What you should do:
Each line that follows is to be retyped exactly.

(Data listing)

+===+

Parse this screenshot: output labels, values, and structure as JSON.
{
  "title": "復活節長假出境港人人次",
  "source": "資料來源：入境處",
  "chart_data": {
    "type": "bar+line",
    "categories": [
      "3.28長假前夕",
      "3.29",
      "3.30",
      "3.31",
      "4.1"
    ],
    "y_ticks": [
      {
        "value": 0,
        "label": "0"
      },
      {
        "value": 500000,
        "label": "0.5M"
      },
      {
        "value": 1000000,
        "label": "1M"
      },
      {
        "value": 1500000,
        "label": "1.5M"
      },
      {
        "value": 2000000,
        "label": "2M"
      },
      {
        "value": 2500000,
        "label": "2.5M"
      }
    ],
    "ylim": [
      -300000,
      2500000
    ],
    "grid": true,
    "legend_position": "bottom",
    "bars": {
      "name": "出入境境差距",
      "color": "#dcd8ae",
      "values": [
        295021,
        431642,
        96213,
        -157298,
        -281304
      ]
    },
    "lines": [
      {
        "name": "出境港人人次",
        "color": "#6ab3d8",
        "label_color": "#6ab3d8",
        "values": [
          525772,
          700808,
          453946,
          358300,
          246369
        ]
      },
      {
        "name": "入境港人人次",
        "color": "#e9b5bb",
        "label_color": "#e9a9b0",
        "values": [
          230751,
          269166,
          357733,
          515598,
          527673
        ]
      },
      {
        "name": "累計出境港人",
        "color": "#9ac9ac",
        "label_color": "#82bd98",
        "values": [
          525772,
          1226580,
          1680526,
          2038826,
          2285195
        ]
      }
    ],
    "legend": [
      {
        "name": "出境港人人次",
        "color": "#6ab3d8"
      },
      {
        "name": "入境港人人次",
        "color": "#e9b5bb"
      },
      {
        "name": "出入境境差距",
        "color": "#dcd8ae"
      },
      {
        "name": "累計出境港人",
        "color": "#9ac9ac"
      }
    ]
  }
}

+===+

Problem solution:
Parse this screenshot: output labels, values, and structure as JSON.
{
  "title": "復活節長假出境港人人次",
  "source": "資料來源：入境處",
  "chart_data": {
    "type": "bar+line",
    "categories": [
      "3.28長假前夕",
      "3.29",
      "3.30",
      "3.31",
      "4.1"
    ],
    "y_ticks": [
      {
        "value": 0,
        "label": "0"
      },
      {
        "value": 500000,
        "label": "0.5M"
      },
      {
        "value": 1000000,
        "label": "1M"
      },
      {
        "value": 1500000,
        "label": "1.5M"
      },
      {
        "value": 2000000,
        "label": "2M"
      },
      {
        "value": 2500000,
        "label": "2.5M"
      }
    ],
    "ylim": [
      -300000,
      2500000
    ],
    "grid": true,
    "legend_position": "bottom",
    "bars": {
      "name": "出入境境差距",
      "color": "#dcd8ae",
      "values": [
        295021,
        431642,
        96213,
        -157298,
        -281304
      ]
    },
    "lines": [
      {
        "name": "出境港人人次",
        "color": "#6ab3d8",
        "label_color": "#6ab3d8",
        "values": [
          525772,
          700808,
          453946,
          358300,
          246369
        ]
      },
      {
        "name": "入境港人人次",
        "color": "#e9b5bb",
        "label_color": "#e9a9b0",
        "values": [
          230751,
          269166,
          357733,
          515598,
          527673
        ]
      },
      {
        "name": "累計出境港人",
        "color": "#9ac9ac",
        "label_color": "#82bd98",
        "values": [
          525772,
          1226580,
          1680526,
          2038826,
          2285195
        ]
      }
    ],
    "legend": [
      {
        "name": "出境港人人次",
        "color": "#6ab3d8"
      },
      {
        "name": "入境港人人次",
        "color": "#e9b5bb"
      },
      {
        "name": "出入境境差距",
        "color": "#dcd8ae"
      },
      {
        "name": "累計出境港人",
        "color": "#9ac9ac"
      }
    ]
  }
}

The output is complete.